→ **WORK REQUIRED**
Check each line of the data below for the word "Residuals", then extract the ones that have it.
— begin —
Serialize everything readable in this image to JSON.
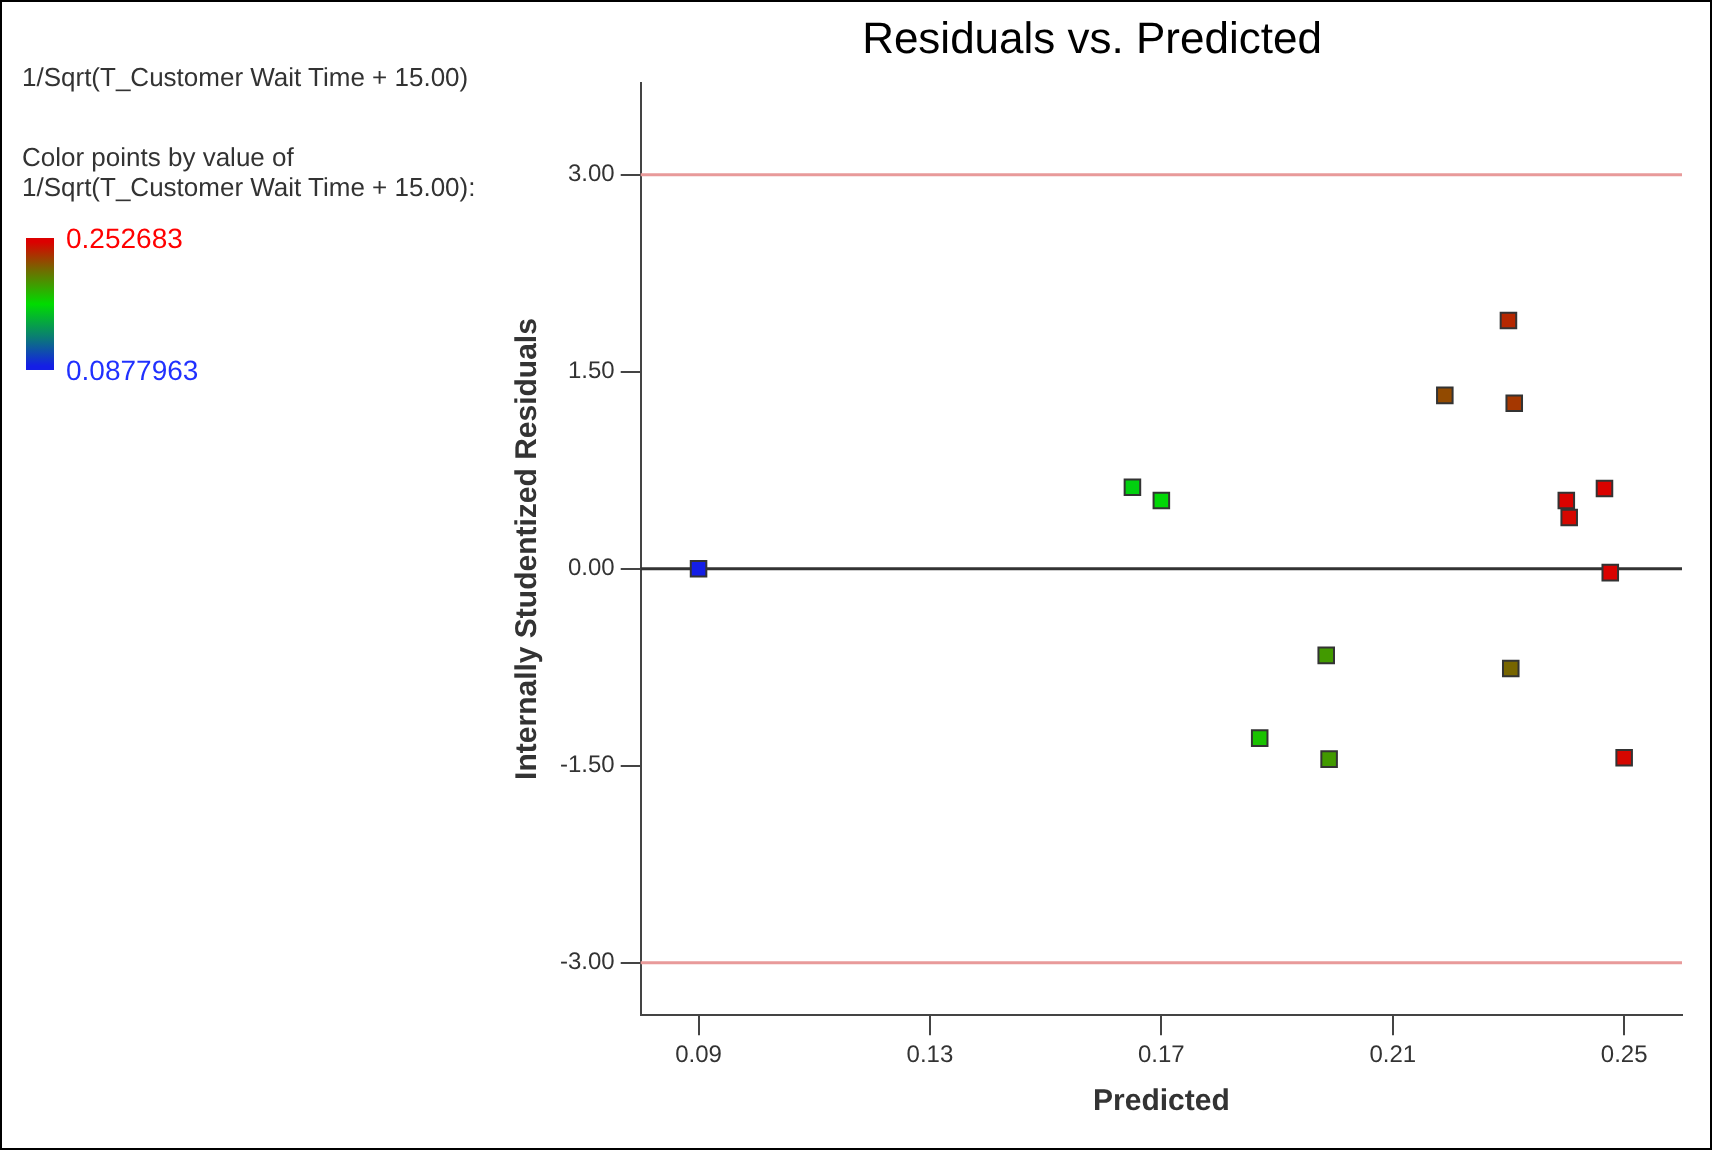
{
  "chart_data": {
    "type": "scatter",
    "title": "Residuals vs. Predicted",
    "xlabel": "Predicted",
    "ylabel": "Internally Studentized Residuals",
    "clabel": "Color points by value of\n1/Sqrt(T_Customer Wait Time + 15.00):",
    "annotations": [
      "1/Sqrt(T_Customer Wait Time + 15.00)"
    ],
    "x": [
      0.09,
      0.165,
      0.17,
      0.219,
      0.23,
      0.231,
      0.24,
      0.2405,
      0.2466,
      0.2476,
      0.1985,
      0.2304,
      0.187,
      0.199,
      0.25
    ],
    "values": [
      0.0,
      0.62,
      0.52,
      1.32,
      1.89,
      1.26,
      0.52,
      0.39,
      0.61,
      -0.03,
      -0.66,
      -0.76,
      -1.29,
      -1.45,
      -1.44
    ],
    "cvalues": [
      0.0878,
      0.165,
      0.168,
      0.225,
      0.238,
      0.232,
      0.252,
      0.25,
      0.252,
      0.252,
      0.195,
      0.215,
      0.18,
      0.195,
      0.25
    ],
    "clim": [
      0.0877963,
      0.252683
    ],
    "cticks": [
      {
        "value": 0.252683,
        "label": "0.252683"
      },
      {
        "value": 0.0877963,
        "label": "0.0877963"
      }
    ],
    "xlim": [
      0.08,
      0.26
    ],
    "xticks": [
      0.09,
      0.13,
      0.17,
      0.21,
      0.25
    ],
    "ylim": [
      -3.4,
      3.7
    ],
    "yticks": [
      {
        "value": -3,
        "label": "-3.00"
      },
      {
        "value": -1.5,
        "label": "-1.50"
      },
      {
        "value": 0,
        "label": "0.00"
      },
      {
        "value": 1.5,
        "label": "1.50"
      },
      {
        "value": 3,
        "label": "3.00"
      }
    ],
    "ref_lines": [
      {
        "axis": "y",
        "value": 3,
        "color": "#e89a9a"
      },
      {
        "axis": "y",
        "value": 0,
        "color": "#333333"
      },
      {
        "axis": "y",
        "value": -3,
        "color": "#e89a9a"
      }
    ],
    "marker": "square",
    "grid": false,
    "legend": false
  }
}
— end —
→ **EXERCISE SOLUTION**
    "title": "Residuals vs. Predicted",
    "ylabel": "Internally Studentized Residuals",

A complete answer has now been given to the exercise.